======== RAW RECORDS

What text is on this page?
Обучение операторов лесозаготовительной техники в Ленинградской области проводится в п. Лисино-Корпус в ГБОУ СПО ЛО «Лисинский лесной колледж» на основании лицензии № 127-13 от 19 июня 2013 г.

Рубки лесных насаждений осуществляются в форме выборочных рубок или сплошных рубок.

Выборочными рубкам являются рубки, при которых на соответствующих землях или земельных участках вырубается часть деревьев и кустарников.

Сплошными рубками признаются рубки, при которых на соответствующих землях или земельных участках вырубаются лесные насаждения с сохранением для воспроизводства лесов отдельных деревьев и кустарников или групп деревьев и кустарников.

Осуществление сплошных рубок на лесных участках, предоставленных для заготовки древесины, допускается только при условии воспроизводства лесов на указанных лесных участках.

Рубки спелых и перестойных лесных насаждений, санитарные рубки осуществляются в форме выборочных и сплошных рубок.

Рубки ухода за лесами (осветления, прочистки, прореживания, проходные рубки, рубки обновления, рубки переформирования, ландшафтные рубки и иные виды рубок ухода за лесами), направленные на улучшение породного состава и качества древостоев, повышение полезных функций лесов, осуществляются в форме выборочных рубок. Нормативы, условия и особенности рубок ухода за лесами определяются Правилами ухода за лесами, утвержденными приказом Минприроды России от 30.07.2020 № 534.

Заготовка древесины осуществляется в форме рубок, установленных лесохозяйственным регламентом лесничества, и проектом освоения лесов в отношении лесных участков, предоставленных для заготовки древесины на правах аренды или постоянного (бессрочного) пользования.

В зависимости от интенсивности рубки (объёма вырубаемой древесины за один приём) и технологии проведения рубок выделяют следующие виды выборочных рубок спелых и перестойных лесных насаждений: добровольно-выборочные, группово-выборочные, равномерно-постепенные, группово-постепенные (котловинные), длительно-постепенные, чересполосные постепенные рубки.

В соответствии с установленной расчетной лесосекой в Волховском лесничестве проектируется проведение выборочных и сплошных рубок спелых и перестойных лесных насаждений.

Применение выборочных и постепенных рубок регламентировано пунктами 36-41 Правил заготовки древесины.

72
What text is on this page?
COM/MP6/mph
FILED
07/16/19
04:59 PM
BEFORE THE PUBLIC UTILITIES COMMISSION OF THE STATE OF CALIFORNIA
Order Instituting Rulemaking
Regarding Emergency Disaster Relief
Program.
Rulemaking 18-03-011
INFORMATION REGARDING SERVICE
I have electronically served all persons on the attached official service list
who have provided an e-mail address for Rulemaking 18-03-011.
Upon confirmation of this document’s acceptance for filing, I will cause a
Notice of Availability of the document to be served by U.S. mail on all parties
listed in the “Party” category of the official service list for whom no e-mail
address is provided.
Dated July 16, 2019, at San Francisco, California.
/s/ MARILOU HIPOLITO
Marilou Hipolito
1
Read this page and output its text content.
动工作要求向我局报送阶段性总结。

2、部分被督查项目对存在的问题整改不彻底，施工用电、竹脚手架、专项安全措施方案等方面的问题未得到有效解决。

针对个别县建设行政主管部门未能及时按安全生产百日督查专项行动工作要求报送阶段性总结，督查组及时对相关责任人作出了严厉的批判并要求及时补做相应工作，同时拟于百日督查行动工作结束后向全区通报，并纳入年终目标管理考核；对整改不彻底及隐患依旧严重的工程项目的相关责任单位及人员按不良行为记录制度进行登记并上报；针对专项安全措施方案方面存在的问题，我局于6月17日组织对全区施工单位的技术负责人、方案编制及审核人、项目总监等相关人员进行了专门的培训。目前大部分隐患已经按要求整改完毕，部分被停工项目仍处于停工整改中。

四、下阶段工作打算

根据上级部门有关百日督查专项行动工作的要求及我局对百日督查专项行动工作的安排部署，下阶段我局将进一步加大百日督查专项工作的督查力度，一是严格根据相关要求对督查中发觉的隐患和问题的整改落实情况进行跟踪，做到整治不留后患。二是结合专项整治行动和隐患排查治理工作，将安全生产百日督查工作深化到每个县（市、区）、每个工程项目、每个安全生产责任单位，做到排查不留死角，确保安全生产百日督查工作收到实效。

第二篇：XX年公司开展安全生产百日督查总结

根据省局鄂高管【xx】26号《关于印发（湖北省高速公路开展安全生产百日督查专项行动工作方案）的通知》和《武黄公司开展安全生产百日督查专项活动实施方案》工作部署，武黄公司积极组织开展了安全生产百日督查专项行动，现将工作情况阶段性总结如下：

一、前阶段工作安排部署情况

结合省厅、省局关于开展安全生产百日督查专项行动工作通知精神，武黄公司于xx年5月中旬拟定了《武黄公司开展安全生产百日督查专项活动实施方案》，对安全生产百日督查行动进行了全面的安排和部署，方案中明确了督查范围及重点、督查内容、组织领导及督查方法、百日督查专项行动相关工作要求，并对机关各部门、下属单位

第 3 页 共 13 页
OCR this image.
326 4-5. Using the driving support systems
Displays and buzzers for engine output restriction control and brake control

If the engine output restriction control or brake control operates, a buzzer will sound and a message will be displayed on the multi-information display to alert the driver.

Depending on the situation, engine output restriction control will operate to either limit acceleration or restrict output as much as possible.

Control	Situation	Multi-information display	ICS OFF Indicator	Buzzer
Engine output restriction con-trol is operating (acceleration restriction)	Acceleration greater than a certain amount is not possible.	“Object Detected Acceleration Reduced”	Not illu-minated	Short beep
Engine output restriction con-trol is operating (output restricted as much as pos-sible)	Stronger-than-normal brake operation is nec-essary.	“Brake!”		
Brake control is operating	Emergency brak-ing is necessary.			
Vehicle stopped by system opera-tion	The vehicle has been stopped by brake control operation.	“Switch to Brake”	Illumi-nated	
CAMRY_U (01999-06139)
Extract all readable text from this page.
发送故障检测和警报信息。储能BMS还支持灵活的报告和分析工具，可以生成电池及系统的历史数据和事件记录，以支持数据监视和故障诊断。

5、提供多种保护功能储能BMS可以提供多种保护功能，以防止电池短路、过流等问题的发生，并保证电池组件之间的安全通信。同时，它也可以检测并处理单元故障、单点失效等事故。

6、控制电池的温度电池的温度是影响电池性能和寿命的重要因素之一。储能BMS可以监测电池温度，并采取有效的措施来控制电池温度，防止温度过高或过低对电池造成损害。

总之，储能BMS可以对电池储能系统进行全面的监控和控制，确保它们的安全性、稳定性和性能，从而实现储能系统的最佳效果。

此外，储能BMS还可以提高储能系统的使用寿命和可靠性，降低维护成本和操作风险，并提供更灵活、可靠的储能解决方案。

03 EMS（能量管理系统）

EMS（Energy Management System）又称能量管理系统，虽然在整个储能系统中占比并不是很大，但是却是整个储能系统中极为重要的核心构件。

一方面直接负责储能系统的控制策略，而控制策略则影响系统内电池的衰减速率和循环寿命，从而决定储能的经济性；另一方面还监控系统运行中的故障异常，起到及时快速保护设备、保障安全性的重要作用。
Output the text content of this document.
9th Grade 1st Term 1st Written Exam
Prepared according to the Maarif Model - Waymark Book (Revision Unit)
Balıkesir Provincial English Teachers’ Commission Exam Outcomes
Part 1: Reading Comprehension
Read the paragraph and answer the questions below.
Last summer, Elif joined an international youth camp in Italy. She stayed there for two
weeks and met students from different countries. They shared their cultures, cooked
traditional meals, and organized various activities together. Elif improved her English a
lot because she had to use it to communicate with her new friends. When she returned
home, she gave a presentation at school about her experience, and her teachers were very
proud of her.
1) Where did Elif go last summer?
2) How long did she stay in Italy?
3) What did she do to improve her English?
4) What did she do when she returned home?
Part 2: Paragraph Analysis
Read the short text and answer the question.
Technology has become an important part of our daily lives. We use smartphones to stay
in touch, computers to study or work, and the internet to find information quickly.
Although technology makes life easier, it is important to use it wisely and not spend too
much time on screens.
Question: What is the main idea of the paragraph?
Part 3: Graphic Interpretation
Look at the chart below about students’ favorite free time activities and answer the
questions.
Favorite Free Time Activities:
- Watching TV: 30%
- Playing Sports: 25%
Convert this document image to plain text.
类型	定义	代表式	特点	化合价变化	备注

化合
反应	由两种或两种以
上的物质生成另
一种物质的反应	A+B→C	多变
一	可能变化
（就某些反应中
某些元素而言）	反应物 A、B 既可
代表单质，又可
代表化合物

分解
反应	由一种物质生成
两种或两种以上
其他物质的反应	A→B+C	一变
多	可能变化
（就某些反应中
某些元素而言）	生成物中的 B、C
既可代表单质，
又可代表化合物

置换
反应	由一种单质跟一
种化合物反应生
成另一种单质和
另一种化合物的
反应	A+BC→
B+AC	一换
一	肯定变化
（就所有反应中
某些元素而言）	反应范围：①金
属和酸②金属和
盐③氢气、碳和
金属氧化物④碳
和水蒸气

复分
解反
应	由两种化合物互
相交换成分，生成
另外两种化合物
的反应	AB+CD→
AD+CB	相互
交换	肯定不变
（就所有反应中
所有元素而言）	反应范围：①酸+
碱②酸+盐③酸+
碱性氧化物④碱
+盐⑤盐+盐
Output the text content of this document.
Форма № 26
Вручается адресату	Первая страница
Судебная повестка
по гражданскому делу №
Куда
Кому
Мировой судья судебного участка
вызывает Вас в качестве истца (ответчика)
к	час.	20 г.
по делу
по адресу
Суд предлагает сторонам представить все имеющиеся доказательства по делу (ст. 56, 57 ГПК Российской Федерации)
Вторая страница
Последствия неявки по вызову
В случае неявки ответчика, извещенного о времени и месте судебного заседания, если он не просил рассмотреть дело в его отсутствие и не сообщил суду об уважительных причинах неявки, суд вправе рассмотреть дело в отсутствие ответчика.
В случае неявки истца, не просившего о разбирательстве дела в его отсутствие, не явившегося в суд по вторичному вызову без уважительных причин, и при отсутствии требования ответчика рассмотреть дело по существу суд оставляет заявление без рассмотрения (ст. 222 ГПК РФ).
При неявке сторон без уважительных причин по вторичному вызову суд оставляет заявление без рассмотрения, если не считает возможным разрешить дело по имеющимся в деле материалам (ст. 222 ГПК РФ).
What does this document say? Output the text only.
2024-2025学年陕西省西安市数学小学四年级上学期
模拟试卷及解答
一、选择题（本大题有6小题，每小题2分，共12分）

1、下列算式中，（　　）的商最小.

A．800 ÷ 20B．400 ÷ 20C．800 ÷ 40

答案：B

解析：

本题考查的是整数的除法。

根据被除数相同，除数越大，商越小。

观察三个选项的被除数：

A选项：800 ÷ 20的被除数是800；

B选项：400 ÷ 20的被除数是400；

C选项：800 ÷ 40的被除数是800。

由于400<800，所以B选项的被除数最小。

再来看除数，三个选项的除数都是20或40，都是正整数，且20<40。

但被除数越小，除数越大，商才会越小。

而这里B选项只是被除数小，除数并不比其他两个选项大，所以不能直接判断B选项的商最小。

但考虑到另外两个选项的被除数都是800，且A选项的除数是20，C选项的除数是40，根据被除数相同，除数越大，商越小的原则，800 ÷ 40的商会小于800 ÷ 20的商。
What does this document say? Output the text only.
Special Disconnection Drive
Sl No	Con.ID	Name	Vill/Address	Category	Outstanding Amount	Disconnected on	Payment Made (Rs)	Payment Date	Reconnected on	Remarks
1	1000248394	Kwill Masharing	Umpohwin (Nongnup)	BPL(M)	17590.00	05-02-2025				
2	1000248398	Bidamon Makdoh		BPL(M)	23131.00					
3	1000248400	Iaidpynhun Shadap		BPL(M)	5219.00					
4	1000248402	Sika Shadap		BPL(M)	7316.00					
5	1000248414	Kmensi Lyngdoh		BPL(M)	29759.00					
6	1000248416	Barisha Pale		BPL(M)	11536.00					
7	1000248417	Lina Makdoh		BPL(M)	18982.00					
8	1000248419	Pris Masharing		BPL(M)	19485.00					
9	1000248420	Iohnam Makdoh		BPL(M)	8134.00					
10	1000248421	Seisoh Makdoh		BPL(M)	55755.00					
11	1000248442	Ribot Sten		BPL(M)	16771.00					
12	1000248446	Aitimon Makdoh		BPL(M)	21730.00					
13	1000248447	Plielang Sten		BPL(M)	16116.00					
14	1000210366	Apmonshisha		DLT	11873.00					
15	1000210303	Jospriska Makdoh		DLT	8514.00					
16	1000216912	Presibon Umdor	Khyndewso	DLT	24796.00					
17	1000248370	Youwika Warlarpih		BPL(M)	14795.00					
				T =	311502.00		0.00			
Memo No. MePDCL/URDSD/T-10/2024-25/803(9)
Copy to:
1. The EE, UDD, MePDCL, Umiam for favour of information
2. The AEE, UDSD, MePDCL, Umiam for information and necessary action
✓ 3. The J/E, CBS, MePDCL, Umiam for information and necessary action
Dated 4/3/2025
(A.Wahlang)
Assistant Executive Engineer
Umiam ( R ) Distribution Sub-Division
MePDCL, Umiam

================

> **TASK BRIEF**: Write down only how many lines in the listing contain the word "除数越大".

> **FULL SOLUTION**: 3